:: INSTRUCTIONS TO FOLLOW ::
Search the listing for "Richten" and copy every line where it appears.

:: DATA FOR THIS EXERCISE ::
_ _ _
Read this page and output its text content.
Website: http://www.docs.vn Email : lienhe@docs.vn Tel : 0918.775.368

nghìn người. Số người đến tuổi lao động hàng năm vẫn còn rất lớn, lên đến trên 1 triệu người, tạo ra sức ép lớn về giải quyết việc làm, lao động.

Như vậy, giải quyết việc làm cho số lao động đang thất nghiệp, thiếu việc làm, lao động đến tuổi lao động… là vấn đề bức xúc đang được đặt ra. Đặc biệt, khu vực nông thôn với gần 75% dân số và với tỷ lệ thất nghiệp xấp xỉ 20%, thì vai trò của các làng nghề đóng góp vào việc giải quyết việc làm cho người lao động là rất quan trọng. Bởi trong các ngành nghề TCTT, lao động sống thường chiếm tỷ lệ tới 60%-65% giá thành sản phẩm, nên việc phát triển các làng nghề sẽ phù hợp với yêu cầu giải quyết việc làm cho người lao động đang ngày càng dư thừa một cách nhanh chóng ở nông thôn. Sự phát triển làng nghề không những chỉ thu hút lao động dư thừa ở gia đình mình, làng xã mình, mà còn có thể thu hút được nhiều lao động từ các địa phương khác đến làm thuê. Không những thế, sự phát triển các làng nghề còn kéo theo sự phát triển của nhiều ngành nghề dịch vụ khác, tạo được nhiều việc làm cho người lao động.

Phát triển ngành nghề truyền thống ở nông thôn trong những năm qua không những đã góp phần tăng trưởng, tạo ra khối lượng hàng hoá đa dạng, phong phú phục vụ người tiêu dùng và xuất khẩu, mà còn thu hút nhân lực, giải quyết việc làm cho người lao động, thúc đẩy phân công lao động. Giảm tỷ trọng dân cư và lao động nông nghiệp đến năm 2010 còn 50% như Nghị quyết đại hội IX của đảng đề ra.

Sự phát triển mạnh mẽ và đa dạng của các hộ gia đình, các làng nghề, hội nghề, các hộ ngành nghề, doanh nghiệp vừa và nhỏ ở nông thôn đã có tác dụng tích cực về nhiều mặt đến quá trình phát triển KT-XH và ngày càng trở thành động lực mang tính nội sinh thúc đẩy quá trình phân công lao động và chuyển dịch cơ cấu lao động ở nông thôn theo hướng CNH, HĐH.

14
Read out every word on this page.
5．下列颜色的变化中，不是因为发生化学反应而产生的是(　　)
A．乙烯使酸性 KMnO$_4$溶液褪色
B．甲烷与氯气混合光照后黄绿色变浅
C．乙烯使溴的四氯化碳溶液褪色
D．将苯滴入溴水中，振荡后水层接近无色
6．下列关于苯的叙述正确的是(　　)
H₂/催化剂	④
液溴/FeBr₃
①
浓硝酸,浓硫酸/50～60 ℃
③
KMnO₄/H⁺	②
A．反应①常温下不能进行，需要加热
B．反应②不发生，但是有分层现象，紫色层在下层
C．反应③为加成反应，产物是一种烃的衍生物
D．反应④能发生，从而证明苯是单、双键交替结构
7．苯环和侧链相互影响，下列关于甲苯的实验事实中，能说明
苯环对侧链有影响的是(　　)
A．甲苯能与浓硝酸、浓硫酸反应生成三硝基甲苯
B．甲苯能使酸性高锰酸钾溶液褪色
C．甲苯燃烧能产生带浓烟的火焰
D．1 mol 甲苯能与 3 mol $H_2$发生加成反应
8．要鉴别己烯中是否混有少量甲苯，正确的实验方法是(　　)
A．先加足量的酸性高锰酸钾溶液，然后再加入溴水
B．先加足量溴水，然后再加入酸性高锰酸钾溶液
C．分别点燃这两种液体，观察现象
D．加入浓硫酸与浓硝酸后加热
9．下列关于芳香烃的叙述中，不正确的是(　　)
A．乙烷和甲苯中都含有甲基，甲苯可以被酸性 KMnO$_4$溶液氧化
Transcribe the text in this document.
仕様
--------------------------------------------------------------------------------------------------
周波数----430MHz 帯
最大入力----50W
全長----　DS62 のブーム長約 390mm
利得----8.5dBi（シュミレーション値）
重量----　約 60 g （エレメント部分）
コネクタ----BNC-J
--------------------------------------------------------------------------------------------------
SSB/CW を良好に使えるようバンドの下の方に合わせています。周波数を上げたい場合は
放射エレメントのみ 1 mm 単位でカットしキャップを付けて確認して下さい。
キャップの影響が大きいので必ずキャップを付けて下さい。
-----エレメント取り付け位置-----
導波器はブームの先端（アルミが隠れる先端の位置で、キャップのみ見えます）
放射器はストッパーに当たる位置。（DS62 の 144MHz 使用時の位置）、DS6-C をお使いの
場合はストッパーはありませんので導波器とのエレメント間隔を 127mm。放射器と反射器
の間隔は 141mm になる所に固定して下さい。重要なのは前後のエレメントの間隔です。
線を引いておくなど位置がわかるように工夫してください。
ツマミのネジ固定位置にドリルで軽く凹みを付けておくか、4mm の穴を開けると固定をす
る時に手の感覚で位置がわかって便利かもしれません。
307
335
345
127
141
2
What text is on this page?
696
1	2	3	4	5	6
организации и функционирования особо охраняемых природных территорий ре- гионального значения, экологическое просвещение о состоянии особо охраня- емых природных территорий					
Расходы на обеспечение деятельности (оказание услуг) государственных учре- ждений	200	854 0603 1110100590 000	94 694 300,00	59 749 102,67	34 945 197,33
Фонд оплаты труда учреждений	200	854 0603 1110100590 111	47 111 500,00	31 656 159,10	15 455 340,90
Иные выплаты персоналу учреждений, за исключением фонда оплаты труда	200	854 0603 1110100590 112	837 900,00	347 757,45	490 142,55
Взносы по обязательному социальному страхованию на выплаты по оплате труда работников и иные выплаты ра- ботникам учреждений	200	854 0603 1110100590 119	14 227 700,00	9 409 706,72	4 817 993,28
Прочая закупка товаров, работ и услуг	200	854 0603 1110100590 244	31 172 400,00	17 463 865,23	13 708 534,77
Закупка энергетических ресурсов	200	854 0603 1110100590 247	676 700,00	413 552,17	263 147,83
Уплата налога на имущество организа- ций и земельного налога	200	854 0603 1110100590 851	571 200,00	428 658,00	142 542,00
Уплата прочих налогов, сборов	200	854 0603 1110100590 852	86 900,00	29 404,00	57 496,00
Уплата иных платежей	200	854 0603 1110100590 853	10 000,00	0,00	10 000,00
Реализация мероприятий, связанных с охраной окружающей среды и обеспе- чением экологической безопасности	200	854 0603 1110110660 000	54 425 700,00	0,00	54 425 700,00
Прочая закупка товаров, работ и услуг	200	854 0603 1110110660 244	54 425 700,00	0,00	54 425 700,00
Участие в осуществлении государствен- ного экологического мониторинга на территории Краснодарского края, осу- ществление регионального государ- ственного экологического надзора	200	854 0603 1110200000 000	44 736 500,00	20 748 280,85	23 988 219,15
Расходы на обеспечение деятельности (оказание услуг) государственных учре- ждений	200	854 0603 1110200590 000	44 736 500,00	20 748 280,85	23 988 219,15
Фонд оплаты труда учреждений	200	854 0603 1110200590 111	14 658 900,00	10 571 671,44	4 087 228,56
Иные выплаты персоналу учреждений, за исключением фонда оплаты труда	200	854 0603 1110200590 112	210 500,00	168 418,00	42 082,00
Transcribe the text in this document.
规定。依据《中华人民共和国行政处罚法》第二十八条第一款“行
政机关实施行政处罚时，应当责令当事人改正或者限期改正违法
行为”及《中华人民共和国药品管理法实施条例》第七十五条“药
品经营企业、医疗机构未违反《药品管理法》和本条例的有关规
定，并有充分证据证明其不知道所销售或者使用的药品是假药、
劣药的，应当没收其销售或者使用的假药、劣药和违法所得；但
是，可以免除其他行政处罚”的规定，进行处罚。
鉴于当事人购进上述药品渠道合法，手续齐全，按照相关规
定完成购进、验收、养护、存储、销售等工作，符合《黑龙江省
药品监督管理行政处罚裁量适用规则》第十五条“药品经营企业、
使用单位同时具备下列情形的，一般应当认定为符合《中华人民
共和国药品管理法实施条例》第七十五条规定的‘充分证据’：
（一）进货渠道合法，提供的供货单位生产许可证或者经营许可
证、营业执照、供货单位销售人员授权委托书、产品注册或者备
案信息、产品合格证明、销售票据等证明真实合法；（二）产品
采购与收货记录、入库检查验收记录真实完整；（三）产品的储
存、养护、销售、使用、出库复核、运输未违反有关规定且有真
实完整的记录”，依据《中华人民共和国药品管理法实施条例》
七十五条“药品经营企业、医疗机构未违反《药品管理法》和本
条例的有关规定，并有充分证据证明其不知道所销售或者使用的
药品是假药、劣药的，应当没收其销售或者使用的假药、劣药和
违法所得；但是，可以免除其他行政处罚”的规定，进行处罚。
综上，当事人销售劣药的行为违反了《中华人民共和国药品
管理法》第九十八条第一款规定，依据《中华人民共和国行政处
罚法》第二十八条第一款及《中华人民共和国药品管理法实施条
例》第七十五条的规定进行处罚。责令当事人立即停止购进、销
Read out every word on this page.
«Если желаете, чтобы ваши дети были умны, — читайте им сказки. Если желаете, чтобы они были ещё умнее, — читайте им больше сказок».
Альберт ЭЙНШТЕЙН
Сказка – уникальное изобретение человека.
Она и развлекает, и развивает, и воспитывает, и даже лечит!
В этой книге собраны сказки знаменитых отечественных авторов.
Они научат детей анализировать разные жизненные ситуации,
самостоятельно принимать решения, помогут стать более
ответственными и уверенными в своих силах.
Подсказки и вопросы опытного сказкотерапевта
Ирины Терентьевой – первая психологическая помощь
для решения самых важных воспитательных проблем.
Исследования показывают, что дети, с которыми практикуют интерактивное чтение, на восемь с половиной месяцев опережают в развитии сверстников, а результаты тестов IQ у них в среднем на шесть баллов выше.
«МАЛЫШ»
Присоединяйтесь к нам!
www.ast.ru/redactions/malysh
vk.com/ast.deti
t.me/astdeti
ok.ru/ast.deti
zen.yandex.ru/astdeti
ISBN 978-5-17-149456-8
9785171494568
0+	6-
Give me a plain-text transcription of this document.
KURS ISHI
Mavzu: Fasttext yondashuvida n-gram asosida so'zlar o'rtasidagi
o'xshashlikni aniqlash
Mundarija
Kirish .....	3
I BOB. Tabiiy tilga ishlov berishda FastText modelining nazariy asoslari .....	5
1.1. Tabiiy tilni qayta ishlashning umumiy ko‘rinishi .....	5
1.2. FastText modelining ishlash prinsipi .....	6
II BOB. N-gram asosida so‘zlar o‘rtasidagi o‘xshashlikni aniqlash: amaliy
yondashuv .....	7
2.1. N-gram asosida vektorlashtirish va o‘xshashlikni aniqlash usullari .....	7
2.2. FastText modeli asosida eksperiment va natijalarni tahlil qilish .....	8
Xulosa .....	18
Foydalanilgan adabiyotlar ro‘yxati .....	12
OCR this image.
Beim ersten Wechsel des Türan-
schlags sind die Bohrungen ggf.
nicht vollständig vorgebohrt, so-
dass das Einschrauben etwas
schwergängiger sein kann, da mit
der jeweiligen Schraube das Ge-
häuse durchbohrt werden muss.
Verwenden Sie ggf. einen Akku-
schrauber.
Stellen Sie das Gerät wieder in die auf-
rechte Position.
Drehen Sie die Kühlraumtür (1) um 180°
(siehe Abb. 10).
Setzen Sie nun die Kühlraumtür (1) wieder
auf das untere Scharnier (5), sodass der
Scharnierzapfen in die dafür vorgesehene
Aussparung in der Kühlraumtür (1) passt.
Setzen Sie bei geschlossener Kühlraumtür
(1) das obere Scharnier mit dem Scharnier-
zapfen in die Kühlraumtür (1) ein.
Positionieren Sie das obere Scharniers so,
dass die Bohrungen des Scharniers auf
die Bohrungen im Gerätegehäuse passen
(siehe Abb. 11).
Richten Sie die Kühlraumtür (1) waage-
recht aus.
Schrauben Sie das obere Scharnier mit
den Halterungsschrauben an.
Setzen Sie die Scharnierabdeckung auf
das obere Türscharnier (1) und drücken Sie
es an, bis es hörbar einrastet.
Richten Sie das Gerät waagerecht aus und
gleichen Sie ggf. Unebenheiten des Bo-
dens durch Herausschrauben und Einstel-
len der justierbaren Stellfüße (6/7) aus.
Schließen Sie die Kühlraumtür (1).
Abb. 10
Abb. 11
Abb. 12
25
_ _ _
:: COMPLETE RESPONSE ::
Richten Sie die Kühlraumtür (1) waage-
Richten Sie das Gerät waagerecht aus und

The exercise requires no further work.